Rewrite the records from the first line through the line containing "legend: Reg_Expo_EUR : y", changing every "legend-label" to "legend-entry". Return only those lines, with everything else unchanged.

— start —

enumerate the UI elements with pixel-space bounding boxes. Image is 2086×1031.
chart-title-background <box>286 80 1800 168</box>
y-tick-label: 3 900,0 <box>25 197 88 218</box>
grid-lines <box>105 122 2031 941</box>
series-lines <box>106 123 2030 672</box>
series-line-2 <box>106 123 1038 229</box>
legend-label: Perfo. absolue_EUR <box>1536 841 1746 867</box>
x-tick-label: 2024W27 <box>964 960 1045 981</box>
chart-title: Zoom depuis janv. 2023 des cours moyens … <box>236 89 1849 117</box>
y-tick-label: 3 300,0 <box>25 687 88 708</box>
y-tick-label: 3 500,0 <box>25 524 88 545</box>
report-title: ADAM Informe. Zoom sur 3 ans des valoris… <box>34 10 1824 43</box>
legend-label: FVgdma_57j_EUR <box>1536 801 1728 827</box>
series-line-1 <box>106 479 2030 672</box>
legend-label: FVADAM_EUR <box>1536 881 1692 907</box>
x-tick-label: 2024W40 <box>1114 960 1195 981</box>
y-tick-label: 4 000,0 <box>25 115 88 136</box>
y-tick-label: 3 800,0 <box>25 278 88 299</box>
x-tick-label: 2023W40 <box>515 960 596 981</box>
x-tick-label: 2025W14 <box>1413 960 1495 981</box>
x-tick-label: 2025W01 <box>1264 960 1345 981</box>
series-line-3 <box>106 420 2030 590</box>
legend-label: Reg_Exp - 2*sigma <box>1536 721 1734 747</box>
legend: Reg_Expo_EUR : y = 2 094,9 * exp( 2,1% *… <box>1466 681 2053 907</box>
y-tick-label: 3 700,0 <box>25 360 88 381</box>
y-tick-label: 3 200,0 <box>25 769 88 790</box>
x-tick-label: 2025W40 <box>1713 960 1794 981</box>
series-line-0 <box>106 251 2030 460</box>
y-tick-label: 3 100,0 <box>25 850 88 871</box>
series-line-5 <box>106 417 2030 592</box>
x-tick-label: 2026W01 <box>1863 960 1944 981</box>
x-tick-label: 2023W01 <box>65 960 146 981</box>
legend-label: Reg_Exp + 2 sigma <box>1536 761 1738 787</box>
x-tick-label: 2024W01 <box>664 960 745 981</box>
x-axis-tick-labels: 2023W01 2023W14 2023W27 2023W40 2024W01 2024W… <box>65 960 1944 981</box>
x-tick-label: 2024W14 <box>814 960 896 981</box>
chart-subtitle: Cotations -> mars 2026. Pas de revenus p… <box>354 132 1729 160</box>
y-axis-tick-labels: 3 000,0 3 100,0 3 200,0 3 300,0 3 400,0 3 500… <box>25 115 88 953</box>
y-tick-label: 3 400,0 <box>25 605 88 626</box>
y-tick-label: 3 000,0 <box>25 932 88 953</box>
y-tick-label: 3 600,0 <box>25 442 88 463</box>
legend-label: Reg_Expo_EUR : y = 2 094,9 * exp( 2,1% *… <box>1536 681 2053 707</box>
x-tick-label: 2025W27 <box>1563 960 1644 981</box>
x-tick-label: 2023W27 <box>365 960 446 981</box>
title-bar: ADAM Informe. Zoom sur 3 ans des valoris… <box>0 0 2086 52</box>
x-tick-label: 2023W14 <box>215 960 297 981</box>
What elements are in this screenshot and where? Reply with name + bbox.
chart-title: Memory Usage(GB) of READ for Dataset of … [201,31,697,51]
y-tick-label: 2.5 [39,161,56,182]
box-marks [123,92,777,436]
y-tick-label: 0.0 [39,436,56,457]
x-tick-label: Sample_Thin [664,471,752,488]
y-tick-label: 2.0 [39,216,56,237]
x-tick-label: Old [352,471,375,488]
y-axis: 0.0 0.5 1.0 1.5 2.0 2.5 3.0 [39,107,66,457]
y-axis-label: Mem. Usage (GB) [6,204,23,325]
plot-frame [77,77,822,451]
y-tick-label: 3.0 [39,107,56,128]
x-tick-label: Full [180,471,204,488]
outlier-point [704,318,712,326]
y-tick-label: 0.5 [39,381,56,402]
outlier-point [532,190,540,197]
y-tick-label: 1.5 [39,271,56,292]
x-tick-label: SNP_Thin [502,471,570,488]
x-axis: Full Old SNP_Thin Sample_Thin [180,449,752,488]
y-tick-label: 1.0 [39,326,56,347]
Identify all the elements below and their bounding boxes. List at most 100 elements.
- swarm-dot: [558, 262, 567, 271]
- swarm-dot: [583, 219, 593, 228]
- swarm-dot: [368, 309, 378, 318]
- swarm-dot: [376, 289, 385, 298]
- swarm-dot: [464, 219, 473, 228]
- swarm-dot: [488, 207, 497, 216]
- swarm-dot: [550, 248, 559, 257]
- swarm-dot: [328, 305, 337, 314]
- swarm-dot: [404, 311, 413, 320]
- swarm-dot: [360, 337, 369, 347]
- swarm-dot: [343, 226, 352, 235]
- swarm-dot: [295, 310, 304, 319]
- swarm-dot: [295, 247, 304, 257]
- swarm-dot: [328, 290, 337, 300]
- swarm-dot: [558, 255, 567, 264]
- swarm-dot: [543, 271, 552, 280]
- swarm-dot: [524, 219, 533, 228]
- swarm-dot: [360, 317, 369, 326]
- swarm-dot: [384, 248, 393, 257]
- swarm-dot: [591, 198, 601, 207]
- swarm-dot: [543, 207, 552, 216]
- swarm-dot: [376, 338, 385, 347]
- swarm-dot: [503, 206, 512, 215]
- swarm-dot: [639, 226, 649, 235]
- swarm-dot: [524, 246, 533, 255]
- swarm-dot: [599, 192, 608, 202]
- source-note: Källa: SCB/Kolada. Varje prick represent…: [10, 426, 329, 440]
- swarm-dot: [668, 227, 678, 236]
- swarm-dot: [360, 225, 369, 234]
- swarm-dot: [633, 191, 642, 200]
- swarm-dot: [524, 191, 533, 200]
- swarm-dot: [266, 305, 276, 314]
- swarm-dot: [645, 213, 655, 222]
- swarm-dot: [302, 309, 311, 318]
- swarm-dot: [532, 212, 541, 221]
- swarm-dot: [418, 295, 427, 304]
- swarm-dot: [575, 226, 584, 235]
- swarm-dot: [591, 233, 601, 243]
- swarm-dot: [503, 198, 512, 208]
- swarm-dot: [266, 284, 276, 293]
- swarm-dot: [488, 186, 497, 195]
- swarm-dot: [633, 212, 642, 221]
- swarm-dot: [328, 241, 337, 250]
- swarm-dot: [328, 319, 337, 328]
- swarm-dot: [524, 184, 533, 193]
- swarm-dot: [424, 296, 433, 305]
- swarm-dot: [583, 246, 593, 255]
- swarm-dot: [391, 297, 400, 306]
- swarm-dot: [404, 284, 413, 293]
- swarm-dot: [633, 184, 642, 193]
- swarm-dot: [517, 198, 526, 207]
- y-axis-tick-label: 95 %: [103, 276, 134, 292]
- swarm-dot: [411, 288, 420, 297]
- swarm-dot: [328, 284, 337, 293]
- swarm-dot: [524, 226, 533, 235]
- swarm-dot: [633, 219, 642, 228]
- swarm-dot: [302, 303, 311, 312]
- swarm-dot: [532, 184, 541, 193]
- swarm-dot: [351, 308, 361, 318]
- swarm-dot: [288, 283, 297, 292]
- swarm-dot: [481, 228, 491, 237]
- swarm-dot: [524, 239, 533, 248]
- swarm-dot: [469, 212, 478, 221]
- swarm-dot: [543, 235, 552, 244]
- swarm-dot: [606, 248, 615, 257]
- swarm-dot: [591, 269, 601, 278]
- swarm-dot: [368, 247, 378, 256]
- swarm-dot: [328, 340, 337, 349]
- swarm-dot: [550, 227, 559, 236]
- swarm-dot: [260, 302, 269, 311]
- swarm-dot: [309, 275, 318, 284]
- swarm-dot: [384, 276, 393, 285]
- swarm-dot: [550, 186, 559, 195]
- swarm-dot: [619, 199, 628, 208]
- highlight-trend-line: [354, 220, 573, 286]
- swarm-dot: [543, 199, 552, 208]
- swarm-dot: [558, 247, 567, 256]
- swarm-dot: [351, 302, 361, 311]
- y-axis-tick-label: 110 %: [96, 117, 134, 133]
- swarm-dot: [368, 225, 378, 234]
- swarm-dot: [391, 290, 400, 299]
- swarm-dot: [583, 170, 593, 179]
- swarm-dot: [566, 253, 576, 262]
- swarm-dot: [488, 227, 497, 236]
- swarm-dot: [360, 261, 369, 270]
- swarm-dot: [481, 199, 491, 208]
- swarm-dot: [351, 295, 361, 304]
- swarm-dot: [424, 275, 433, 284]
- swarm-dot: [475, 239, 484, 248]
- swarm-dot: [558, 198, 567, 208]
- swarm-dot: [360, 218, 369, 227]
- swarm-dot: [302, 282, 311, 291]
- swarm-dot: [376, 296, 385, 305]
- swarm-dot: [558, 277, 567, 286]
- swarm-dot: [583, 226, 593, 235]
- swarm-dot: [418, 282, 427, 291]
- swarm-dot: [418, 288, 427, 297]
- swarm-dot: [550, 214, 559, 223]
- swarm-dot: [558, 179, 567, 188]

— end —

SOLUTION TO THE PROBLEM:
enumerate the UI elements with pixel-space bounding boxes. Image is 2086×1031.
chart-title-background <box>286 80 1800 168</box>
y-tick-label: 3 900,0 <box>25 197 88 218</box>
grid-lines <box>105 122 2031 941</box>
series-lines <box>106 123 2030 672</box>
series-line-2 <box>106 123 1038 229</box>
legend-entry: Perfo. absolue_EUR <box>1536 841 1746 867</box>
x-tick-label: 2024W27 <box>964 960 1045 981</box>
chart-title: Zoom depuis janv. 2023 des cours moyens … <box>236 89 1849 117</box>
y-tick-label: 3 300,0 <box>25 687 88 708</box>
y-tick-label: 3 500,0 <box>25 524 88 545</box>
report-title: ADAM Informe. Zoom sur 3 ans des valoris… <box>34 10 1824 43</box>
legend-entry: FVgdma_57j_EUR <box>1536 801 1728 827</box>
series-line-1 <box>106 479 2030 672</box>
legend-entry: FVADAM_EUR <box>1536 881 1692 907</box>
x-tick-label: 2024W40 <box>1114 960 1195 981</box>
y-tick-label: 4 000,0 <box>25 115 88 136</box>
y-tick-label: 3 800,0 <box>25 278 88 299</box>
x-tick-label: 2023W40 <box>515 960 596 981</box>
x-tick-label: 2025W14 <box>1413 960 1495 981</box>
x-tick-label: 2025W01 <box>1264 960 1345 981</box>
series-line-3 <box>106 420 2030 590</box>
legend-entry: Reg_Exp - 2*sigma <box>1536 721 1734 747</box>
legend: Reg_Expo_EUR : y = 2 094,9 * exp( 2,1% *… <box>1466 681 2053 907</box>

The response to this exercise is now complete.